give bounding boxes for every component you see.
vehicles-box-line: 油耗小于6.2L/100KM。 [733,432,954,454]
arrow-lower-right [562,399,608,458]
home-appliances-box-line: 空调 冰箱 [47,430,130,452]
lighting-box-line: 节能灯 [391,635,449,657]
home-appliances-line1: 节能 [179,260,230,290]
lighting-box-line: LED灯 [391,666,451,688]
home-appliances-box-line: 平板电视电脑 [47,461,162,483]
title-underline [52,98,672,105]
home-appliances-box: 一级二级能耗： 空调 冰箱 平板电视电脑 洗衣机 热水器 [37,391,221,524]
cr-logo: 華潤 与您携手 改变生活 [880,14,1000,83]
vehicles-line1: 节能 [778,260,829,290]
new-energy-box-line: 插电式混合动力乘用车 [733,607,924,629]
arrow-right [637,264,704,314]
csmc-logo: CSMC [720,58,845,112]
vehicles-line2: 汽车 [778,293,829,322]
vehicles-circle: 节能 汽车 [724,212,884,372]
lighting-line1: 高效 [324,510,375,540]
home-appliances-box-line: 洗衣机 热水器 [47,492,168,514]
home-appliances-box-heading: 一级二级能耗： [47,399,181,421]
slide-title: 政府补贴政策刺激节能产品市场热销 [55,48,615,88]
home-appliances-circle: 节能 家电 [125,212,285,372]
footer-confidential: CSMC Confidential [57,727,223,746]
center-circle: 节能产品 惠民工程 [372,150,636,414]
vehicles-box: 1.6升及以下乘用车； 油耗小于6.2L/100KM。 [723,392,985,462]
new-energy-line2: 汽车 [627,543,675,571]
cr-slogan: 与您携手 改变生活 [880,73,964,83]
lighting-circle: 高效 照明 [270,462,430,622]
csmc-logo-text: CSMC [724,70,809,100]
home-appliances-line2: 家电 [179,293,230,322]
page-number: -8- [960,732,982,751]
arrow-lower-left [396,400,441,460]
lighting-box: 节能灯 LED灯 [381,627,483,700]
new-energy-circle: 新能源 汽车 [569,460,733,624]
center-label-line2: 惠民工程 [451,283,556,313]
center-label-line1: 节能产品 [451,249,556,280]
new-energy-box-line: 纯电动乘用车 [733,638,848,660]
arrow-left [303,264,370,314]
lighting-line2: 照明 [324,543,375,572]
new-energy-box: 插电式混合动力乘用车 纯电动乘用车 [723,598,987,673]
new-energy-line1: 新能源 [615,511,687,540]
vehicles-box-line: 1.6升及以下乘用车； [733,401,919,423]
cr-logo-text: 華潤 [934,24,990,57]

○ ○ ○ ○ ○

Please copy the records above without changing anything.

give bounding boxes for every component you see.
vehicles-box-line: 油耗小于6.2L/100KM。 [733,432,954,454]
arrow-lower-right [562,399,608,458]
home-appliances-box-line: 空调 冰箱 [47,430,130,452]
lighting-box-line: 节能灯 [391,635,449,657]
home-appliances-line1: 节能 [179,260,230,290]
lighting-box-line: LED灯 [391,666,451,688]
home-appliances-box-line: 平板电视电脑 [47,461,162,483]
title-underline [52,98,672,105]
home-appliances-box: 一级二级能耗： 空调 冰箱 平板电视电脑 洗衣机 热水器 [37,391,221,524]
cr-logo: 華潤 与您携手 改变生活 [880,14,1000,83]
vehicles-line1: 节能 [778,260,829,290]
new-energy-box-line: 插电式混合动力乘用车 [733,607,924,629]
arrow-right [637,264,704,314]
csmc-logo: CSMC [720,58,845,112]
vehicles-line2: 汽车 [778,293,829,322]
vehicles-circle: 节能 汽车 [724,212,884,372]
lighting-line1: 高效 [324,510,375,540]
home-appliances-box-line: 洗衣机 热水器 [47,492,168,514]
home-appliances-box-heading: 一级二级能耗： [47,399,181,421]
slide-title: 政府补贴政策刺激节能产品市场热销 [55,48,615,88]
home-appliances-circle: 节能 家电 [125,212,285,372]
footer-confidential: CSMC Confidential [57,727,223,746]
center-circle: 节能产品 惠民工程 [372,150,636,414]
vehicles-box: 1.6升及以下乘用车； 油耗小于6.2L/100KM。 [723,392,985,462]
new-energy-line2: 汽车 [627,543,675,571]
cr-slogan: 与您携手 改变生活 [880,73,964,83]
lighting-circle: 高效 照明 [270,462,430,622]
csmc-logo-text: CSMC [724,70,809,100]
home-appliances-line2: 家电 [179,293,230,322]
page-number: -8- [960,732,982,751]
arrow-lower-left [396,400,441,460]
lighting-box: 节能灯 LED灯 [381,627,483,700]
new-energy-circle: 新能源 汽车 [569,460,733,624]
center-label-line2: 惠民工程 [451,283,556,313]
center-label-line1: 节能产品 [451,249,556,280]
new-energy-box-line: 纯电动乘用车 [733,638,848,660]
arrow-left [303,264,370,314]
lighting-line2: 照明 [324,543,375,572]
new-energy-box: 插电式混合动力乘用车 纯电动乘用车 [723,598,987,673]
new-energy-line1: 新能源 [615,511,687,540]
vehicles-box-line: 1.6升及以下乘用车； [733,401,919,423]
cr-logo-text: 華潤 [934,24,990,57]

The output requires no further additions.